--- Start of DATA LINES ---
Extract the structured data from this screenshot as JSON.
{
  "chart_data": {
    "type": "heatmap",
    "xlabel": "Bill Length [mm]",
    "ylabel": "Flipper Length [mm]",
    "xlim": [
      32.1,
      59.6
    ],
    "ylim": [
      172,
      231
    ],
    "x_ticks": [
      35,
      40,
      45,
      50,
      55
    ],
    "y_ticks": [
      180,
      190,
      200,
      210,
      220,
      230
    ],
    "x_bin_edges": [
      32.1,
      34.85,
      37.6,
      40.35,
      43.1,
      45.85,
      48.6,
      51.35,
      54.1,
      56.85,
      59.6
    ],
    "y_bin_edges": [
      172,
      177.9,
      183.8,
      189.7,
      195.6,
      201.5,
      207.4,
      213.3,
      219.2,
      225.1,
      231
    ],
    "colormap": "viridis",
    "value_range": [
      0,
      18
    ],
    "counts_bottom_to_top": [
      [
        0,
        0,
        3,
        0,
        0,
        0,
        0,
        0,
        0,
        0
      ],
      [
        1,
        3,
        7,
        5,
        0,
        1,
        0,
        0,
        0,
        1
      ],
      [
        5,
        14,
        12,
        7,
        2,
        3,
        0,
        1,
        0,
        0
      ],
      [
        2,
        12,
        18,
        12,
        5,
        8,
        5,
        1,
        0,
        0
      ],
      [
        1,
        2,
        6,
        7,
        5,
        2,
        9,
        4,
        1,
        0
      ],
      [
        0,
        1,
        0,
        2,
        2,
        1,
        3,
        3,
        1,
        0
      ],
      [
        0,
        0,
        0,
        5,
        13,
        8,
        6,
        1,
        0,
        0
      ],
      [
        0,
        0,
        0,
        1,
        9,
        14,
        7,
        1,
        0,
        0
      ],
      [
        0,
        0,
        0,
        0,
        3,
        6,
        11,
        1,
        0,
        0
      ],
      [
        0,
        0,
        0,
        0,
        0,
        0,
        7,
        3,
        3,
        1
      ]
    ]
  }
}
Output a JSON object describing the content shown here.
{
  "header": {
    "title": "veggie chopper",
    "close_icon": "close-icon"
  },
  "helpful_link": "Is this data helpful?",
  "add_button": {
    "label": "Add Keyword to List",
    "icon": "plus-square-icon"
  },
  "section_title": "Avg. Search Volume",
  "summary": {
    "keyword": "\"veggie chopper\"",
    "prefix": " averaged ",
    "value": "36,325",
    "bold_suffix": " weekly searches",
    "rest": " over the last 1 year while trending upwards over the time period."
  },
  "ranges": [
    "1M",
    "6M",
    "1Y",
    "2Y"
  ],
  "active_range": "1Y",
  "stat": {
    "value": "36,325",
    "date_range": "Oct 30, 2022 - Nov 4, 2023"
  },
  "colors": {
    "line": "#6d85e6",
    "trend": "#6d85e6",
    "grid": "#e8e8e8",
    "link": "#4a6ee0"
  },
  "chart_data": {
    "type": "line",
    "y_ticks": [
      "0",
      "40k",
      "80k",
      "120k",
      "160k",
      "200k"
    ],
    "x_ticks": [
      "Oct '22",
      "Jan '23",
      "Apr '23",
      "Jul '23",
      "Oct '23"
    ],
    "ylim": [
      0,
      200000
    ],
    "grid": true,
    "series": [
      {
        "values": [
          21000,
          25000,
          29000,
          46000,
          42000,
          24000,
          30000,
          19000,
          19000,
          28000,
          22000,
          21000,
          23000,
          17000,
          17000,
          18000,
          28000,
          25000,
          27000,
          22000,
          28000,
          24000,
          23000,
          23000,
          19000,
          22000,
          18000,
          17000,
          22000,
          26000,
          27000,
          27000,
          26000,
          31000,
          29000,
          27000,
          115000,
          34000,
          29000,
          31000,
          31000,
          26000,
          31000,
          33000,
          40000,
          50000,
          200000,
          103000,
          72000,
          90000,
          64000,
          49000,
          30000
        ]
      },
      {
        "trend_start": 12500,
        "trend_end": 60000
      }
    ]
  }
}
--- End of DATA LINES ---
Using the listing above, locate the lines that hold "Length" and copy each one.

RESULT OF THIS TASK:
    "xlabel": "Bill Length [mm]",
    "ylabel": "Flipper Length [mm]",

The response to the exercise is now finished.